──────── PASSAGE PROVIDED ────────
In this project Deep Q-Learning was explored for playing Atari Breakout. In particular Deep Q-Learning (DQN) (Mnih et al. 2015), Double Deep Q-Learning (DDQN) (Van Hasselt et al. 2016), Duelling Deep Q-Learning (Wang et al. 2015) and Double Deep Q-Learning with Prioritised Replay Memory (DDQN with PRM) (Schaul et al. 2016) were implemented. The project formed the final coursework for a Reinforcement Learning course. Madge Kelly, Joe Rosenberg and Joe Molyneux-Saunders (myself) made equal contributions to the project. A detailed explaination of the implementations and discussion of the results can be found in the report PDF.
Double Deep Q-Learning Agent Playing Breakout.
Learning curves for each of the 4 deep reinforcement learning methods implemented showing the moving average reward (100 episodes) per training epoch (100 episodes).
Method | Max Training Score | Average Test score (100 episodes) |
---|---|---|
Deep Q-Learning | 354 | 76.66 |
Double Deep Q-Learning | 279 | 72.93 |
Duelling Deep Q-Learning | 306 | 78.91 |
Double Deep Q-Learning with Prioritised Replay Memory | 335 | 29.80 |
────────
* THE PROBLEM *
Quote the passage on the Atari Breakout project from "Double Deep Q-Learning Agent" up to and including "epoch (100 episodes).". The listing after this is not needed for anything here.
──────── RECORDED DATA ────────
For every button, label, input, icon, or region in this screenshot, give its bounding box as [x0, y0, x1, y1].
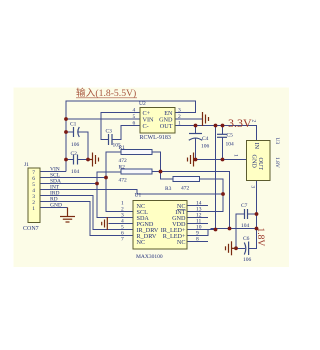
────────
* OUTPUT BELOW *
Double Deep Q-Learning Agent Playing Breakout.
Learning curves for each of the 4 deep reinforcement learning methods implemented showing the moving average reward (100 episodes) per training epoch (100 episodes).